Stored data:
· · ·

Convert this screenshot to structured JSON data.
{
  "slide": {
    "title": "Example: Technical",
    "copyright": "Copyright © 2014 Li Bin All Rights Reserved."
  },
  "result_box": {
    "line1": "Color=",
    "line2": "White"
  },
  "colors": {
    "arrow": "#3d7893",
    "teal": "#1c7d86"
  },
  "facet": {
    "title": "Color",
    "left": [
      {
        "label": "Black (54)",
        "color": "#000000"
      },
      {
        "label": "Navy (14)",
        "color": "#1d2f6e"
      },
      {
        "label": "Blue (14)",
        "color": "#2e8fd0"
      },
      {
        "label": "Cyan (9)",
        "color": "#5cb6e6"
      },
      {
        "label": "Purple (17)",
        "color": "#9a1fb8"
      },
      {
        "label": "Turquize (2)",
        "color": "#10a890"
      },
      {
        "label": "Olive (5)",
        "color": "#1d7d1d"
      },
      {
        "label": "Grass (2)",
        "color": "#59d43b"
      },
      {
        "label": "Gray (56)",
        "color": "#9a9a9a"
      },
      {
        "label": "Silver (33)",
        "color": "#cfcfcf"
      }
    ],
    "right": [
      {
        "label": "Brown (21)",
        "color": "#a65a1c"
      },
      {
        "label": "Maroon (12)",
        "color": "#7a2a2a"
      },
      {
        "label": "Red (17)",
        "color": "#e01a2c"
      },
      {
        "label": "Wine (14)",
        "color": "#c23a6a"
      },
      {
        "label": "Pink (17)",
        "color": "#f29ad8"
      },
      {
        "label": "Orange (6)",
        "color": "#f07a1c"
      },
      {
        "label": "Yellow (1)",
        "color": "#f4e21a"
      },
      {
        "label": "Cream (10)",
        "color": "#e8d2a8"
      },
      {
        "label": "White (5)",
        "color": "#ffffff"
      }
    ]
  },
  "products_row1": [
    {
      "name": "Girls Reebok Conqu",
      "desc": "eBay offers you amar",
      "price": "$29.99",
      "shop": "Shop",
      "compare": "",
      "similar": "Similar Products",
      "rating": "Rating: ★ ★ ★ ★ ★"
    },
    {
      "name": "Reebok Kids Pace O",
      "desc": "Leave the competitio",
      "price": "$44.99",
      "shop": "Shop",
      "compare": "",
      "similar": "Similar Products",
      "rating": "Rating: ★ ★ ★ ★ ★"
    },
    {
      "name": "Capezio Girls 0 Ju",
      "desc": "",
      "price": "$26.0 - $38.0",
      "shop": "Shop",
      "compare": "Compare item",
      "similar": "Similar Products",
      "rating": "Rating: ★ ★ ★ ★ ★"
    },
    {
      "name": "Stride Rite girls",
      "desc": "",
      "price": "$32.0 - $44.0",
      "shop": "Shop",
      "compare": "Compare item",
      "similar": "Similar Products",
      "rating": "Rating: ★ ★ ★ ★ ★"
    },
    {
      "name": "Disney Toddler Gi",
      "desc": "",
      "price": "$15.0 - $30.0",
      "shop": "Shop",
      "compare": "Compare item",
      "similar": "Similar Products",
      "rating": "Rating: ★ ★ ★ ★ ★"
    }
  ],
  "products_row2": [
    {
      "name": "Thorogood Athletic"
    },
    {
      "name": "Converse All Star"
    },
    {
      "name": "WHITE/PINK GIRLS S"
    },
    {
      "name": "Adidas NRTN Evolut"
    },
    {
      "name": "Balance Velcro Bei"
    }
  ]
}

· · ·

=== WHAT THE TASK REQUIRES ===
In the lines above, locate the string "name". Copy every line where it occurs.

=== TASK ANSWER ===
      "name": "Girls Reebok Conqu",
      "name": "Reebok Kids Pace O",
      "name": "Capezio Girls 0 Ju",
      "name": "Stride Rite girls",
      "name": "Disney Toddler Gi",
      "name": "Thorogood Athletic"
      "name": "Converse All Star"
      "name": "WHITE/PINK GIRLS S"
      "name": "Adidas NRTN Evolut"
      "name": "Balance Velcro Bei"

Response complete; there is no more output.